*STATED GOAL*
Every line of the data that contains the string "Mean" must be copied.

**** RECORDS PROVIDED ****

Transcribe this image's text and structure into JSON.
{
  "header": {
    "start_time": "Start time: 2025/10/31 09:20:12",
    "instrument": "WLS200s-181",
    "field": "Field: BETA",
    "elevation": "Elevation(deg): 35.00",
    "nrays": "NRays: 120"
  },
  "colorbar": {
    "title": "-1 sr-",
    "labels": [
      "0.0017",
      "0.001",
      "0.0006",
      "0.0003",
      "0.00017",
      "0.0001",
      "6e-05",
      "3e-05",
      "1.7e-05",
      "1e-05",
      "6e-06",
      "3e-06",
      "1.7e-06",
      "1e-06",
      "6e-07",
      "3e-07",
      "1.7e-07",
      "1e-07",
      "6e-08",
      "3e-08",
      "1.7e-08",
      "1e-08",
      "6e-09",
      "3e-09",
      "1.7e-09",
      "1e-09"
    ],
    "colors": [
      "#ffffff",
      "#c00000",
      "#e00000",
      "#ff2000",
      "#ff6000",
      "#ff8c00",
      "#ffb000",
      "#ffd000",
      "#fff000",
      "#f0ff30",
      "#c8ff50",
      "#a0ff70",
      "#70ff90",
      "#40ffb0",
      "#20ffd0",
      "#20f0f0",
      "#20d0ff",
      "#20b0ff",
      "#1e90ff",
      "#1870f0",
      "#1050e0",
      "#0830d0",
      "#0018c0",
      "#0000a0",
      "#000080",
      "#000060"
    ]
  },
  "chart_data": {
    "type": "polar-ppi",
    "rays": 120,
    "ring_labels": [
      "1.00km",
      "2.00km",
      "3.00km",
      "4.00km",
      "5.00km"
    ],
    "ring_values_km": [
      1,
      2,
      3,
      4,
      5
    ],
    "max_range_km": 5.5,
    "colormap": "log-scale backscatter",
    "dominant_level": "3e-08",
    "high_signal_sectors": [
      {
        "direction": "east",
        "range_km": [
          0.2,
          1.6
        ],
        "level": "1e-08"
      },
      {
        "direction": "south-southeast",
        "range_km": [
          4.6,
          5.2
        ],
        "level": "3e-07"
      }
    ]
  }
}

****
**** RECORDS PROVIDED ****

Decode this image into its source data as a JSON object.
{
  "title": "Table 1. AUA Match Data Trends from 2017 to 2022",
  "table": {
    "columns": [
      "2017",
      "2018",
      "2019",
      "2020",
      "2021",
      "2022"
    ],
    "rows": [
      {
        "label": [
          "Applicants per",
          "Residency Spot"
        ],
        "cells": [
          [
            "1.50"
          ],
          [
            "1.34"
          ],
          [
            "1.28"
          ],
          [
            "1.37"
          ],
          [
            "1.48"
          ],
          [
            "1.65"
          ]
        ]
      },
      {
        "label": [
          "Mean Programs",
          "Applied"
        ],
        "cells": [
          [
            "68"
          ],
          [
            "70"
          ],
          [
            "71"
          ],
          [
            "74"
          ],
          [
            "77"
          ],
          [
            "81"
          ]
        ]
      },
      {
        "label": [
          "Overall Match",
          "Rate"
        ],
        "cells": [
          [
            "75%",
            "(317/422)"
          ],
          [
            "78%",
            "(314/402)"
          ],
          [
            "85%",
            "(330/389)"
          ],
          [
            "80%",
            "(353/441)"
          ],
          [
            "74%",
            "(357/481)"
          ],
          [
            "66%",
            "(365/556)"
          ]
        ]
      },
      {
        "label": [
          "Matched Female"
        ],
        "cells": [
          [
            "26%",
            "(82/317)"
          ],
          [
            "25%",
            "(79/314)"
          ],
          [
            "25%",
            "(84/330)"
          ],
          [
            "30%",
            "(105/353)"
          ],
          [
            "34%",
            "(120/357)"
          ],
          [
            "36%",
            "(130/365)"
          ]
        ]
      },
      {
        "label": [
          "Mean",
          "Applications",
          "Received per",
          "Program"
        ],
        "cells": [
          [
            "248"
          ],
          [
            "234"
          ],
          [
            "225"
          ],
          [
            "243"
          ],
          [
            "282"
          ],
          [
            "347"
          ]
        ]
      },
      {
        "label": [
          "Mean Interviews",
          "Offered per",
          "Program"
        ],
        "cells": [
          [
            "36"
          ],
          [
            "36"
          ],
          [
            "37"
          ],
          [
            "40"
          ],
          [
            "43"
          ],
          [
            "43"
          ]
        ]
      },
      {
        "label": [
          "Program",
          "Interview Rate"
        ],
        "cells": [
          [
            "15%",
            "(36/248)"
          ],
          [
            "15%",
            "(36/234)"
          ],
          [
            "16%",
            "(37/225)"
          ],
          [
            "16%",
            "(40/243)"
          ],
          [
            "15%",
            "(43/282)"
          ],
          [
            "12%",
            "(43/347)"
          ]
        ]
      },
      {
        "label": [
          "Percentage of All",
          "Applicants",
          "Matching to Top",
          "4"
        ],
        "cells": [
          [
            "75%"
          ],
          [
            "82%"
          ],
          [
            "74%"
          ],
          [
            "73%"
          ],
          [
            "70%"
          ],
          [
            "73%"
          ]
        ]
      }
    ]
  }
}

****

*WRITTEN ANSWER*
          "Mean Programs",
          "Mean",
          "Mean Interviews",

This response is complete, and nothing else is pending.